_TO DO_: Write the records below out again exactly as given, with no images.
** start **
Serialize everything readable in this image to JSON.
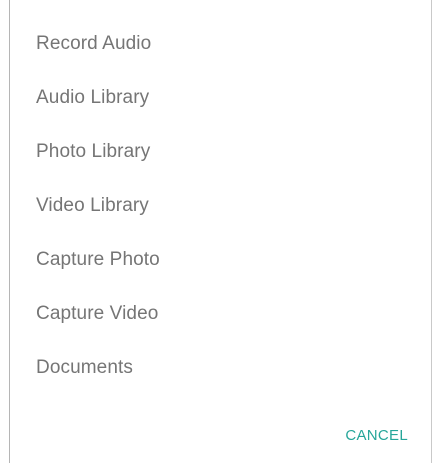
{
  "dialog": {
    "options": [
      {
        "label": "Record Audio"
      },
      {
        "label": "Audio Library"
      },
      {
        "label": "Photo Library"
      },
      {
        "label": "Video Library"
      },
      {
        "label": "Capture Photo"
      },
      {
        "label": "Capture Video"
      },
      {
        "label": "Documents"
      }
    ],
    "cancel_label": "CANCEL"
  },
  "colors": {
    "option_text": "#757575",
    "accent": "#26a69a",
    "background": "#ffffff"
  }
}
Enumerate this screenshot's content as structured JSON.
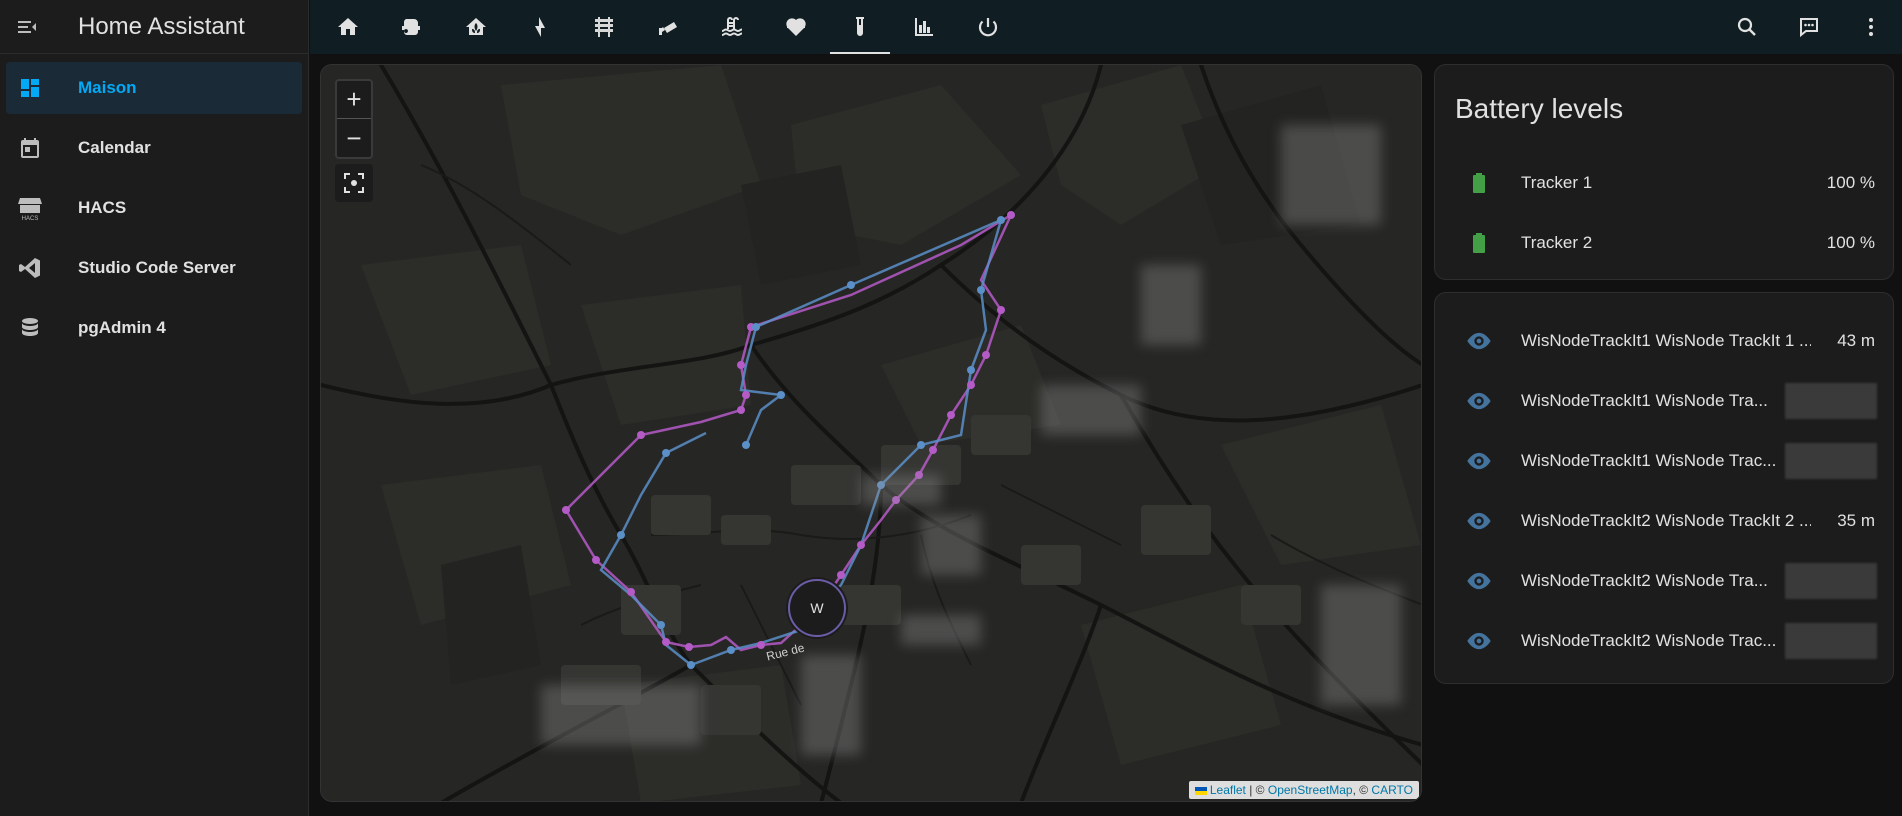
{
  "app": {
    "title": "Home Assistant"
  },
  "sidebar": {
    "items": [
      {
        "label": "Maison",
        "icon": "dashboard-icon",
        "active": true
      },
      {
        "label": "Calendar",
        "icon": "calendar-icon",
        "active": false
      },
      {
        "label": "HACS",
        "icon": "hacs-store-icon",
        "active": false
      },
      {
        "label": "Studio Code Server",
        "icon": "vscode-icon",
        "active": false
      },
      {
        "label": "pgAdmin 4",
        "icon": "database-icon",
        "active": false
      }
    ]
  },
  "topbar": {
    "tabs": [
      {
        "icon": "home-icon"
      },
      {
        "icon": "robot-vacuum-icon"
      },
      {
        "icon": "home-plant-icon"
      },
      {
        "icon": "lightning-icon"
      },
      {
        "icon": "radiator-icon"
      },
      {
        "icon": "cctv-icon"
      },
      {
        "icon": "pool-icon"
      },
      {
        "icon": "heart-pulse-icon"
      },
      {
        "icon": "test-tube-icon",
        "active": true
      },
      {
        "icon": "chart-icon"
      },
      {
        "icon": "power-icon"
      }
    ],
    "actions": [
      {
        "icon": "search-icon"
      },
      {
        "icon": "assist-chat-icon"
      },
      {
        "icon": "more-vertical-icon"
      }
    ]
  },
  "map": {
    "zoom_in": "+",
    "zoom_out": "−",
    "marker_label": "W",
    "street_label": "Rue de",
    "attribution": {
      "leaflet": "Leaflet",
      "sep1": " | © ",
      "osm": "OpenStreetMap",
      "sep2": ", © ",
      "carto": "CARTO"
    },
    "colors": {
      "track_purple": "#b55bc8",
      "track_blue": "#5b8fc8"
    }
  },
  "battery_card": {
    "title": "Battery levels",
    "rows": [
      {
        "name": "Tracker 1",
        "value": "100 %",
        "icon": "battery-full-icon"
      },
      {
        "name": "Tracker 2",
        "value": "100 %",
        "icon": "battery-full-icon"
      }
    ],
    "battery_color": "#43a047"
  },
  "entities_card": {
    "rows": [
      {
        "name": "WisNodeTrackIt1 WisNode TrackIt 1 ...",
        "value": "43 m",
        "icon": "eye-icon"
      },
      {
        "name": "WisNodeTrackIt1 WisNode Tra...",
        "value": "",
        "icon": "eye-icon"
      },
      {
        "name": "WisNodeTrackIt1 WisNode Trac...",
        "value": "",
        "icon": "eye-icon"
      },
      {
        "name": "WisNodeTrackIt2 WisNode TrackIt 2 ...",
        "value": "35 m",
        "icon": "eye-icon"
      },
      {
        "name": "WisNodeTrackIt2 WisNode Tra...",
        "value": "",
        "icon": "eye-icon"
      },
      {
        "name": "WisNodeTrackIt2 WisNode Trac...",
        "value": "",
        "icon": "eye-icon"
      }
    ],
    "icon_color": "#44739e"
  }
}
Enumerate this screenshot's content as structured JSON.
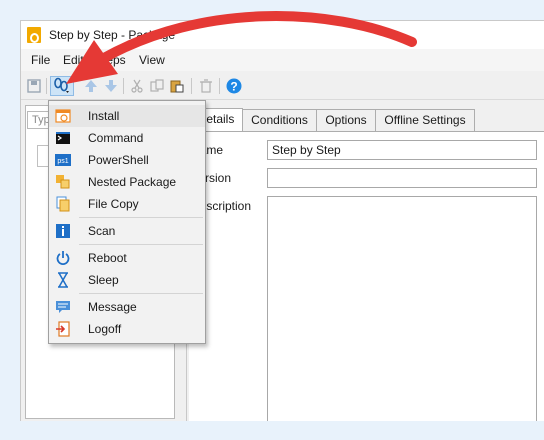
** end **
_CORRECT OUTPUT_:
Serialize everything readable in this image to JSON.
{
  "dialog": {
    "options": [
      {
        "label": "Record Audio"
      },
      {
        "label": "Audio Library"
      },
      {
        "label": "Photo Library"
      },
      {
        "label": "Video Library"
      },
      {
        "label": "Capture Photo"
      },
      {
        "label": "Capture Video"
      },
      {
        "label": "Documents"
      }
    ],
    "cancel_label": "CANCEL"
  },
  "colors": {
    "option_text": "#757575",
    "accent": "#26a69a",
    "background": "#ffffff"
  }
}
Enumerate this screenshot's content as structured JSON.
{
  "app": {
    "title": "Home Assistant"
  },
  "sidebar": {
    "items": [
      {
        "label": "Maison",
        "icon": "dashboard-icon",
        "active": true
      },
      {
        "label": "Calendar",
        "icon": "calendar-icon",
        "active": false
      },
      {
        "label": "HACS",
        "icon": "hacs-store-icon",
        "active": false
      },
      {
        "label": "Studio Code Server",
        "icon": "vscode-icon",
        "active": false
      },
      {
        "label": "pgAdmin 4",
        "icon": "database-icon",
        "active": false
      }
    ]
  },
  "topbar": {
    "tabs": [
      {
        "icon": "home-icon"
      },
      {
        "icon": "robot-vacuum-icon"
      },
      {
        "icon": "home-plant-icon"
      },
      {
        "icon": "lightning-icon"
      },
      {
        "icon": "radiator-icon"
      },
      {
        "icon": "cctv-icon"
      },
      {
        "icon": "pool-icon"
      },
      {
        "icon": "heart-pulse-icon"
      },
      {
        "icon": "test-tube-icon",
        "active": true
      },
      {
        "icon": "chart-icon"
      },
      {
        "icon": "power-icon"
      }
    ],
    "actions": [
      {
        "icon": "search-icon"
      },
      {
        "icon": "assist-chat-icon"
      },
      {
        "icon": "more-vertical-icon"
      }
    ]
  },
  "map": {
    "zoom_in": "+",
    "zoom_out": "−",
    "marker_label": "W",
    "street_label": "Rue de",
    "attribution": {
      "leaflet": "Leaflet",
      "sep1": " | © ",
      "osm": "OpenStreetMap",
      "sep2": ", © ",
      "carto": "CARTO"
    },
    "colors": {
      "track_purple": "#b55bc8",
      "track_blue": "#5b8fc8"
    }
  },
  "battery_card": {
    "title": "Battery levels",
    "rows": [
      {
        "name": "Tracker 1",
        "value": "100 %",
        "icon": "battery-full-icon"
      },
      {
        "name": "Tracker 2",
        "value": "100 %",
        "icon": "battery-full-icon"
      }
    ],
    "battery_color": "#43a047"
  },
  "entities_card": {
    "rows": [
      {
        "name": "WisNodeTrackIt1 WisNode TrackIt 1 ...",
        "value": "43 m",
        "icon": "eye-icon"
      },
      {
        "name": "WisNodeTrackIt1 WisNode Tra...",
        "value": "",
        "icon": "eye-icon"
      },
      {
        "name": "WisNodeTrackIt1 WisNode Trac...",
        "value": "",
        "icon": "eye-icon"
      },
      {
        "name": "WisNodeTrackIt2 WisNode TrackIt 2 ...",
        "value": "35 m",
        "icon": "eye-icon"
      },
      {
        "name": "WisNodeTrackIt2 WisNode Tra...",
        "value": "",
        "icon": "eye-icon"
      },
      {
        "name": "WisNodeTrackIt2 WisNode Trac...",
        "value": "",
        "icon": "eye-icon"
      }
    ],
    "icon_color": "#44739e"
  }
}
Enumerate this screenshot's content as structured JSON.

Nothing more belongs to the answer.